(EXTRACTED MATERIAL)
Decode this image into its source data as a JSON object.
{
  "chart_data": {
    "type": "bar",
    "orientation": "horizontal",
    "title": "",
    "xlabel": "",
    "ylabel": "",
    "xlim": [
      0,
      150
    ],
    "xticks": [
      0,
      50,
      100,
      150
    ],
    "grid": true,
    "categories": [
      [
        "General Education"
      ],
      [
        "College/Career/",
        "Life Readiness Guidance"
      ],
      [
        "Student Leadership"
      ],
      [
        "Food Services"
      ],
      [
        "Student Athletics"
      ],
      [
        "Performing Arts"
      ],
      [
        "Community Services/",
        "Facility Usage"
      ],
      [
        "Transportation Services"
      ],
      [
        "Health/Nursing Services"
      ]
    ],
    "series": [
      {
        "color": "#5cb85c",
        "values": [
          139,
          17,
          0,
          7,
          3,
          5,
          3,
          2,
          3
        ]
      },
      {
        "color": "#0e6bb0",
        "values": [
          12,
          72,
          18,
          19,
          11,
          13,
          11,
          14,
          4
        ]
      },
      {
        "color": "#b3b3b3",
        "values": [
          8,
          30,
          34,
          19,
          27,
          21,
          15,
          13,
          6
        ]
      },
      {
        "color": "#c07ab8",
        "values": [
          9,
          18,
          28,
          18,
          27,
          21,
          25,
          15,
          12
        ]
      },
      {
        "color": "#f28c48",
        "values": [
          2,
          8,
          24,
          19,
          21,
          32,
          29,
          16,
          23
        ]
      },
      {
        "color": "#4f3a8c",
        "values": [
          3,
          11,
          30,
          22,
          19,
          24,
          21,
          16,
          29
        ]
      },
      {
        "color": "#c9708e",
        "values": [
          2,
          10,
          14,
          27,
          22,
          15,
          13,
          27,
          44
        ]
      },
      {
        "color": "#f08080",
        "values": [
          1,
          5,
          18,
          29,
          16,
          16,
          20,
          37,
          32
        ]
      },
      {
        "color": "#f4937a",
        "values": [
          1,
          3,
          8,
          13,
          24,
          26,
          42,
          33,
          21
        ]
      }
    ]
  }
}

(AIM OF THE EXERCISE)
Say how many lines of the material contain the word "Services", with no other text.

(EXERCISE ANSWER)
4